======== Listed records

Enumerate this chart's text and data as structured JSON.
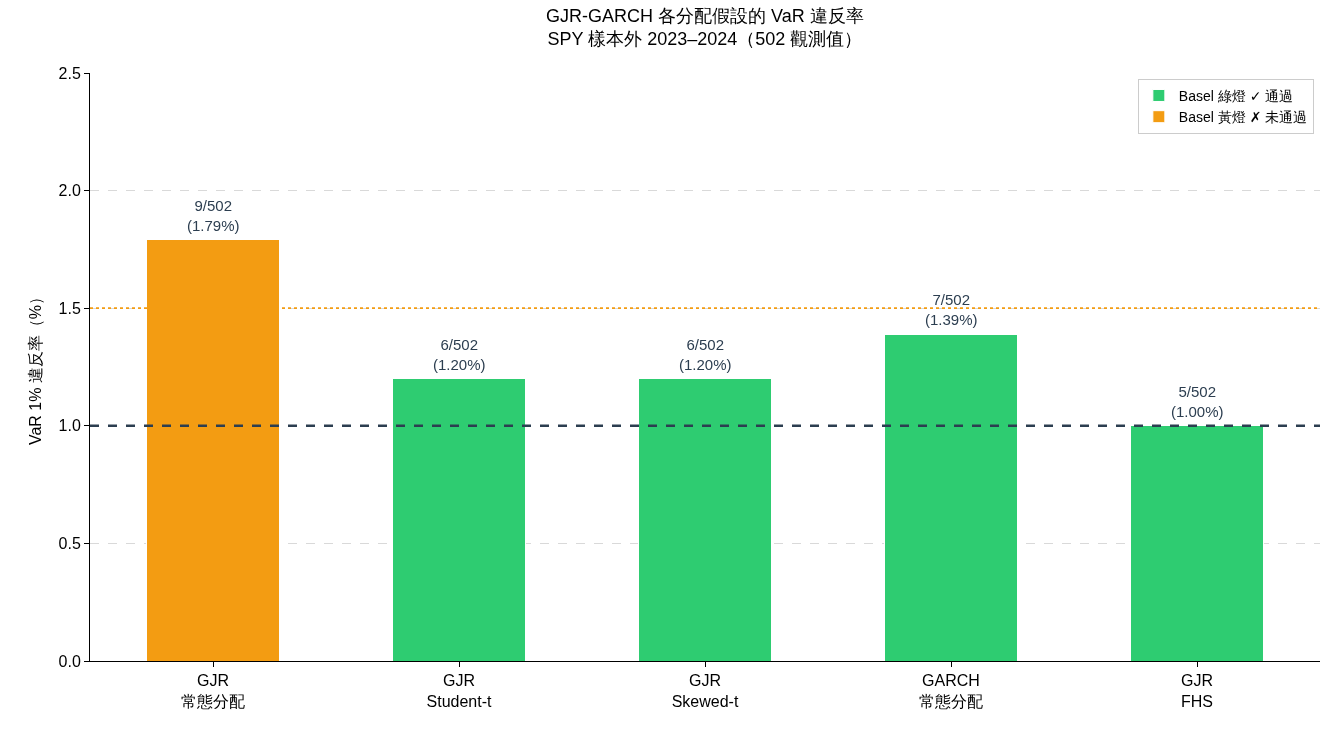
{
  "chart_data": {
    "type": "bar",
    "title": "GJR-GARCH 各分配假設的 VaR 違反率\nSPY 樣本外 2023–2024（502 觀測值）",
    "ylabel": "VaR 1% 違反率（%）",
    "categories": [
      "GJR\n常態分配",
      "GJR\nStudent-t",
      "GJR\nSkewed-t",
      "GARCH\n常態分配",
      "GJR\nFHS"
    ],
    "series": [
      {
        "name": "Basel 綠燈 ✓ 通過",
        "color": "#2ecc71",
        "values": [
          null,
          1.2,
          1.2,
          1.39,
          1.0
        ],
        "value_labels": [
          null,
          "6/502\n(1.20%)",
          "6/502\n(1.20%)",
          "7/502\n(1.39%)",
          "5/502\n(1.00%)"
        ]
      },
      {
        "name": "Basel 黃燈 ✗ 未通過",
        "color": "#f39c12",
        "values": [
          1.79,
          null,
          null,
          null,
          null
        ],
        "value_labels": [
          "9/502\n(1.79%)",
          null,
          null,
          null,
          null
        ]
      }
    ],
    "stacked": true,
    "ylim": [
      0,
      2.5
    ],
    "yticks": [
      {
        "value": 0,
        "label": "0.0"
      },
      {
        "value": 0.5,
        "label": "0.5"
      },
      {
        "value": 1,
        "label": "1.0"
      },
      {
        "value": 1.5,
        "label": "1.5"
      },
      {
        "value": 2,
        "label": "2.0"
      },
      {
        "value": 2.5,
        "label": "2.5"
      }
    ],
    "ref_lines": [
      {
        "axis": "y",
        "value": 1.0,
        "color": "#2c3e50",
        "line_style": "dashed"
      },
      {
        "axis": "y",
        "value": 1.5,
        "color": "#f39c12",
        "line_style": "dotted"
      }
    ],
    "grid": "y",
    "legend": "top right"
  }
}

================

All records should be output exactly, with the pictures left out.

Enumerate this chart's text and data as structured JSON.
{
  "chart_data": {
    "type": "bar",
    "title": "GJR-GARCH 各分配假設的 VaR 違反率\nSPY 樣本外 2023–2024（502 觀測值）",
    "ylabel": "VaR 1% 違反率（%）",
    "categories": [
      "GJR\n常態分配",
      "GJR\nStudent-t",
      "GJR\nSkewed-t",
      "GARCH\n常態分配",
      "GJR\nFHS"
    ],
    "series": [
      {
        "name": "Basel 綠燈 ✓ 通過",
        "color": "#2ecc71",
        "values": [
          null,
          1.2,
          1.2,
          1.39,
          1.0
        ],
        "value_labels": [
          null,
          "6/502\n(1.20%)",
          "6/502\n(1.20%)",
          "7/502\n(1.39%)",
          "5/502\n(1.00%)"
        ]
      },
      {
        "name": "Basel 黃燈 ✗ 未通過",
        "color": "#f39c12",
        "values": [
          1.79,
          null,
          null,
          null,
          null
        ],
        "value_labels": [
          "9/502\n(1.79%)",
          null,
          null,
          null,
          null
        ]
      }
    ],
    "stacked": true,
    "ylim": [
      0,
      2.5
    ],
    "yticks": [
      {
        "value": 0,
        "label": "0.0"
      },
      {
        "value": 0.5,
        "label": "0.5"
      },
      {
        "value": 1,
        "label": "1.0"
      },
      {
        "value": 1.5,
        "label": "1.5"
      },
      {
        "value": 2,
        "label": "2.0"
      },
      {
        "value": 2.5,
        "label": "2.5"
      }
    ],
    "ref_lines": [
      {
        "axis": "y",
        "value": 1.0,
        "color": "#2c3e50",
        "line_style": "dashed"
      },
      {
        "axis": "y",
        "value": 1.5,
        "color": "#f39c12",
        "line_style": "dotted"
      }
    ],
    "grid": "y",
    "legend": "top right"
  }
}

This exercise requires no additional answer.